### Page extract
So, this year, when we went deer hunting, on the way out, I told DH that that is how I wanted to do it. Ignore my buck fever, don’t just throw lead out there, be calm, take a good shot, don’t jerk the gun, and make a clean kill. We went to one pasture, drove to one side of the pasture and determined that the wind was from the wrong direction to start hunting there, so we drove to the other side. We got out, I looked up, and a buck was looking at me about 100 yards away, broadside. I said “should I shoot it?” DH said it was awful small, but I wanted to shoot it. Actually, I thought I would miss, but I wanted to take the shot. Calm, aim, squeeze. He took a few steps and we lost him over the little hill. The doe that was beside him also went down that little hill, and ran down, across the ravine, and back up the other side. I thought I had missed and was very disappointed. DH said, no, let’s go look. Walked over the little hill, and he was down, two steps away from where I shot it.
The rack was pretty small, but the body was good sized. And more importantly, I shot it in the chest and by the time we got to it, it was pretty much out, and when we drug it to the pickup, he was dead. A good clean kill. Exactly how I wanted this year’s hunt to go, so for me, it was a successful hunt.
I know, I know. What a small rack that deer has! But the body is big, and the hunt was successful.
I felt bad. DH didn’t even have time to do anything. The hunt was over like 30 seconds after getting to the pasture. At least we have another season starting in January, though it is doe only.
We started to dress it, and I do my own cleaning, except DH likes to break the pelvis with the ax for me. He also give me pointers and helps hold things aside if I need it, but I wield the knife. This shows that the bullet went in to the chest. A perfect shot!
I wanted to go help with the butchering, but I was working and DH had a free afternoon, so he took Boobock with him. With his Dad’s help, they got it done in a few hours, before I could get off work. They used 2 15 quart totes to put the meat in and froze it in his parents’ freezer, as both of ours are full of pork and beef.
In previous years, we have had someone else butcher it for us and turn it into summer sausage and jerky, but honestly, that was expensive and we still have some in the freezer from last year and the year before. We have also tried to grill steaks before, but it turned out very tough. That was before we got this screaming deal on a $300 grill for $80 on the local buy/sell/trade website, but still, I have never really had any deer that tasted awesome. We tried using salt to make it more tender, but we used way to much and it just tasted like a salt lick.
Do-do-do-do! Jackie Clay to the rescue. In her “Growing and Canning Your Own Food” book, she says to can it just like beef or any other meat, and it will taste wonderful.
This is my first year to can any meat at all. I started with some chicken legs/thighs that were on sale for $.88 a pound. I put 4 packages of that in the big roasting pan I borrowed from my mom, filled half way with water, and cooked at 350 for a few hours until the chicken was falling from the bone. Using Erica Strauss’s hint she uses for peeling tomatoes, I used a pair of kitchen gloves to protect my hands from the hot meat, and I separated it all from the bone. I washed up some pint jars, added 1/2 tsp salt to the bottom of the jar, filled with chicken, used the broth that was made when I cooked the chicken, only to within 1″ of the top, mind, and pressure canned for 75 minutes (would be 90 minutes for quarts).

[Stored data]

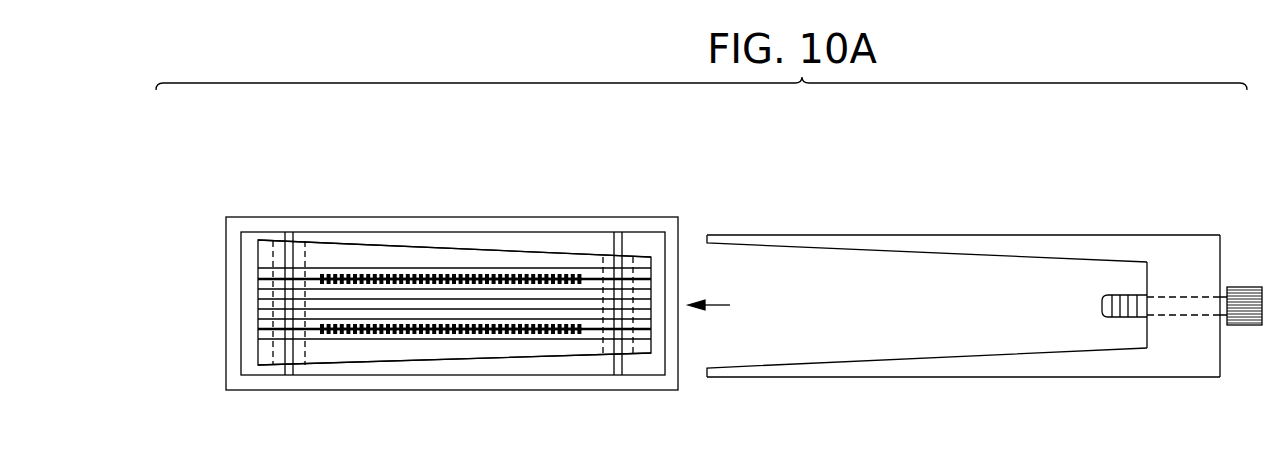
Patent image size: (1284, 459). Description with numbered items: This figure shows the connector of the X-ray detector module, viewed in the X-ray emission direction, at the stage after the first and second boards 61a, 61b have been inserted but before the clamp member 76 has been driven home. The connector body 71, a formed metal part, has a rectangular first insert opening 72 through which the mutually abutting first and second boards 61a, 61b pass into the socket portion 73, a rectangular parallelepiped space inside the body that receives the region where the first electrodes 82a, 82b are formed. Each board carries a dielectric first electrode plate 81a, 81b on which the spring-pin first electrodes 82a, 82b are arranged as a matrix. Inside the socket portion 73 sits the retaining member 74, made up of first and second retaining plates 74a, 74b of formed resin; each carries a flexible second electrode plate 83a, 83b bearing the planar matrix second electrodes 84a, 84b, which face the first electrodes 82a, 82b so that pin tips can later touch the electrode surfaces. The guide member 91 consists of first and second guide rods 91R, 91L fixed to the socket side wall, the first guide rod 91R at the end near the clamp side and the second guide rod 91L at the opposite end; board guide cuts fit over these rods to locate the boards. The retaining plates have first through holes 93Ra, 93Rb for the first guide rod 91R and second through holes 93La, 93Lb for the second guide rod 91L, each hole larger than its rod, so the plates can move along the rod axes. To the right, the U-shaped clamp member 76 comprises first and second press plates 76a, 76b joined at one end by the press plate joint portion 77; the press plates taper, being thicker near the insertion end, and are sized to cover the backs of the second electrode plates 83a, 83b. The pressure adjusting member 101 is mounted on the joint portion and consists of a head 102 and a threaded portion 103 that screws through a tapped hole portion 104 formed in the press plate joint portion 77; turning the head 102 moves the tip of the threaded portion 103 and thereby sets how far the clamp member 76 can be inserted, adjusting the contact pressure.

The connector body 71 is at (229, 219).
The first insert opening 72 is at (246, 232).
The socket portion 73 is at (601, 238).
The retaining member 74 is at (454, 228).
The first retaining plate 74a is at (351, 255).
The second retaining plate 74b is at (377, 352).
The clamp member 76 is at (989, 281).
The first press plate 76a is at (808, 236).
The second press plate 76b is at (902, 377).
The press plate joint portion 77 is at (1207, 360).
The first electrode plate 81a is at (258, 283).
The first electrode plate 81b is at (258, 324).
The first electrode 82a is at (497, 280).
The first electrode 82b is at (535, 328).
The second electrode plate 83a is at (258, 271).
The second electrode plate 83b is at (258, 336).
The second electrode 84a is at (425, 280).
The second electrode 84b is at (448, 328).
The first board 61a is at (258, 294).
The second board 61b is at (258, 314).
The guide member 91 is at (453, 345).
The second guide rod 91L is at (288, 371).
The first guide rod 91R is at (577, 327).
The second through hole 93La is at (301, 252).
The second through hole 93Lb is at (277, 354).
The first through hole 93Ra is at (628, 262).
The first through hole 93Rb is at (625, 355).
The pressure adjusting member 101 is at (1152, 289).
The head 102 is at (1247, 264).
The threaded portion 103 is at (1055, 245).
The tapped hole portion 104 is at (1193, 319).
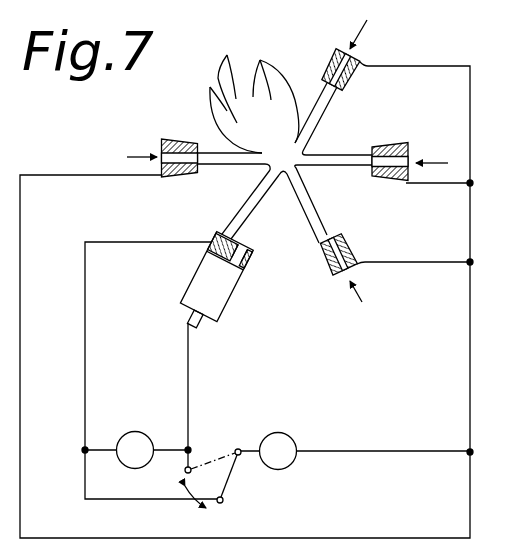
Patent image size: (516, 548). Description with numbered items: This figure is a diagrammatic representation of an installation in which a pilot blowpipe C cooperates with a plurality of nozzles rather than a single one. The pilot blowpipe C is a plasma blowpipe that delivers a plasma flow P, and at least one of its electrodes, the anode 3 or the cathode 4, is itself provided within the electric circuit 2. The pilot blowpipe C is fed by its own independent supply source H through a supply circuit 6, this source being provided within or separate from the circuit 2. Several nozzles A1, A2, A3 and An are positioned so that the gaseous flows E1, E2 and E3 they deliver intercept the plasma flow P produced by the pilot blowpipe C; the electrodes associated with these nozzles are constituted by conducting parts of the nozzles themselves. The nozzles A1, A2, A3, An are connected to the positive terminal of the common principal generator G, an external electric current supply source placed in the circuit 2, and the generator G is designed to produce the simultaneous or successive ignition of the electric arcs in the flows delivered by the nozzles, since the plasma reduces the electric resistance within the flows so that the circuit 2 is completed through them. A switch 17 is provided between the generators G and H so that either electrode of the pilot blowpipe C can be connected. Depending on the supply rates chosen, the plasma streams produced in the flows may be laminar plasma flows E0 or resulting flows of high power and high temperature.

### Objectives
[A] In the deer hunting account, reproduce word for word the passage from "Do-do-do-do! Jackie Clay" to "minutes for quarts).".
[B] Quote the image dataset excerpts exactly from their beginning through the line with "The connector body 71 is at (229, 219).", omitting the pictures.

### Full solutions
[A]
Do-do-do-do! Jackie Clay to the rescue. In her “Growing and Canning Your Own Food” book, she says to can it just like beef or any other meat, and it will taste wonderful.
This is my first year to can any meat at all. I started with some chicken legs/thighs that were on sale for $.88 a pound. I put 4 packages of that in the big roasting pan I borrowed from my mom, filled half way with water, and cooked at 350 for a few hours until the chicken was falling from the bone. Using Erica Strauss’s hint she uses for peeling tomatoes, I used a pair of kitchen gloves to protect my hands from the hot meat, and I separated it all from the bone. I washed up some pint jars, added 1/2 tsp salt to the bottom of the jar, filled with chicken, used the broth that was made when I cooked the chicken, only to within 1″ of the top, mind, and pressure canned for 75 minutes (would be 90 minutes for quarts).

[B]
Patent image size: (1284, 459). Description with numbered items: This figure shows the connector of the X-ray detector module, viewed in the X-ray emission direction, at the stage after the first and second boards 61a, 61b have been inserted but before the clamp member 76 has been driven home. The connector body 71, a formed metal part, has a rectangular first insert opening 72 through which the mutually abutting first and second boards 61a, 61b pass into the socket portion 73, a rectangular parallelepiped space inside the body that receives the region where the first electrodes 82a, 82b are formed. Each board carries a dielectric first electrode plate 81a, 81b on which the spring-pin first electrodes 82a, 82b are arranged as a matrix. Inside the socket portion 73 sits the retaining member 74, made up of first and second retaining plates 74a, 74b of formed resin; each carries a flexible second electrode plate 83a, 83b bearing the planar matrix second electrodes 84a, 84b, which face the first electrodes 82a, 82b so that pin tips can later touch the electrode surfaces. The guide member 91 consists of first and second guide rods 91R, 91L fixed to the socket side wall, the first guide rod 91R at the end near the clamp side and the second guide rod 91L at the opposite end; board guide cuts fit over these rods to locate the boards. The retaining plates have first through holes 93Ra, 93Rb for the first guide rod 91R and second through holes 93La, 93Lb for the second guide rod 91L, each hole larger than its rod, so the plates can move along the rod axes. To the right, the U-shaped clamp member 76 comprises first and second press plates 76a, 76b joined at one end by the press plate joint portion 77; the press plates taper, being thicker near the insertion end, and are sized to cover the backs of the second electrode plates 83a, 83b. The pressure adjusting member 101 is mounted on the joint portion and consists of a head 102 and a threaded portion 103 that screws through a tapped hole portion 104 formed in the press plate joint portion 77; turning the head 102 moves the tip of the threaded portion 103 and thereby sets how far the clamp member 76 can be inserted, adjusting the contact pressure.

The connector body 71 is at (229, 219).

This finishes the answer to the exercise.